§ PROMPT
Starting at the line that contains "Give me the", retype each line to the end of the listing below. Include both ends, but not the pictures.

Dataset excerpts

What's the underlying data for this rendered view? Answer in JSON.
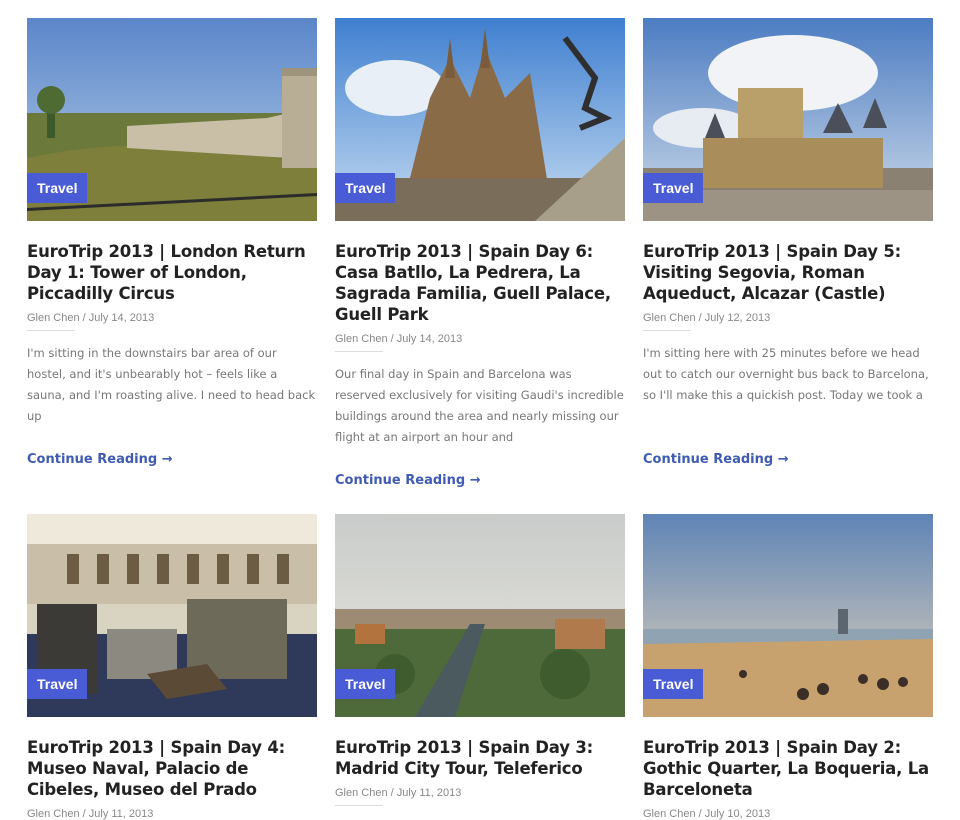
{
  "posts": [
    {
      "category": "Travel",
      "title": "EuroTrip 2013 | London Return Day 1: Tower of London, Piccadilly Circus",
      "author": "Glen Chen",
      "date": "July 14, 2013",
      "excerpt": "I'm sitting in the downstairs bar area of our hostel, and it's unbearably hot – feels like a sauna, and I'm roasting alive. I need to head back up",
      "more": "Continue Reading →"
    },
    {
      "category": "Travel",
      "title": "EuroTrip 2013 | Spain Day 6: Casa Batllo, La Pedrera, La Sagrada Familia, Guell Palace, Guell Park",
      "author": "Glen Chen",
      "date": "July 14, 2013",
      "excerpt": "Our final day in Spain and Barcelona was reserved exclusively for visiting Gaudi's incredible buildings around the area and nearly missing our flight at an airport an hour and",
      "more": "Continue Reading →"
    },
    {
      "category": "Travel",
      "title": "EuroTrip 2013 | Spain Day 5: Visiting Segovia, Roman Aqueduct, Alcazar (Castle)",
      "author": "Glen Chen",
      "date": "July 12, 2013",
      "excerpt": "I'm sitting here with 25 minutes before we head out to catch our overnight bus back to Barcelona, so I'll make this a quickish post. Today we took a",
      "more": "Continue Reading →"
    },
    {
      "category": "Travel",
      "title": "EuroTrip 2013 | Spain Day 4: Museo Naval, Palacio de Cibeles, Museo del Prado",
      "author": "Glen Chen",
      "date": "July 11, 2013"
    },
    {
      "category": "Travel",
      "title": "EuroTrip 2013 | Spain Day 3: Madrid City Tour, Teleferico",
      "author": "Glen Chen",
      "date": "July 11, 2013"
    },
    {
      "category": "Travel",
      "title": "EuroTrip 2013 | Spain Day 2: Gothic Quarter, La Boqueria, La Barceloneta",
      "author": "Glen Chen",
      "date": "July 10, 2013"
    }
  ],
  "meta_separator": " / "
}
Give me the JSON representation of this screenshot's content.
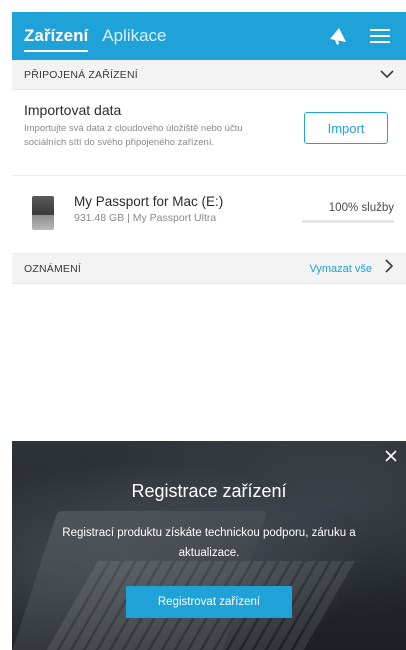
{
  "header": {
    "tabs": [
      {
        "label": "Zařízení",
        "active": true
      },
      {
        "label": "Aplikace",
        "active": false
      }
    ],
    "icons": [
      "megaphone-icon",
      "menu-icon"
    ],
    "color": "#1ea2d8"
  },
  "connected": {
    "section_title": "PŘIPOJENÁ ZAŘÍZENÍ",
    "import": {
      "title": "Importovat data",
      "description": "Importujte svá data z cloudového úložiště nebo účtu sociálních sítí do svého připojeného zařízení.",
      "button_label": "Import"
    },
    "device": {
      "name": "My Passport for Mac (E:)",
      "meta": "931.48 GB | My Passport Ultra",
      "status": "100% služby",
      "status_fraction": 1.0
    }
  },
  "notifications": {
    "section_title": "OZNÁMENÍ",
    "clear_all": "Vymazat vše"
  },
  "promo": {
    "title": "Registrace zařízení",
    "description": "Registrací produktu získáte technickou podporu, záruku a aktualizace.",
    "button_label": "Registrovat zařízení"
  }
}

§ TASK RESULT
Give me the JSON representation of this screenshot's content.
{
  "header": {
    "tabs": [
      {
        "label": "Zařízení",
        "active": true
      },
      {
        "label": "Aplikace",
        "active": false
      }
    ],
    "icons": [
      "megaphone-icon",
      "menu-icon"
    ],
    "color": "#1ea2d8"
  },
  "connected": {
    "section_title": "PŘIPOJENÁ ZAŘÍZENÍ",
    "import": {
      "title": "Importovat data",
      "description": "Importujte svá data z cloudového úložiště nebo účtu sociálních sítí do svého připojeného zařízení.",
      "button_label": "Import"
    },
    "device": {
      "name": "My Passport for Mac (E:)",
      "meta": "931.48 GB | My Passport Ultra",
      "status": "100% služby",
      "status_fraction": 1.0
    }
  },
  "notifications": {
    "section_title": "OZNÁMENÍ",
    "clear_all": "Vymazat vše"
  },
  "promo": {
    "title": "Registrace zařízení",
    "description": "Registrací produktu získáte technickou podporu, záruku a aktualizace.",
    "button_label": "Registrovat zařízení"
  }
}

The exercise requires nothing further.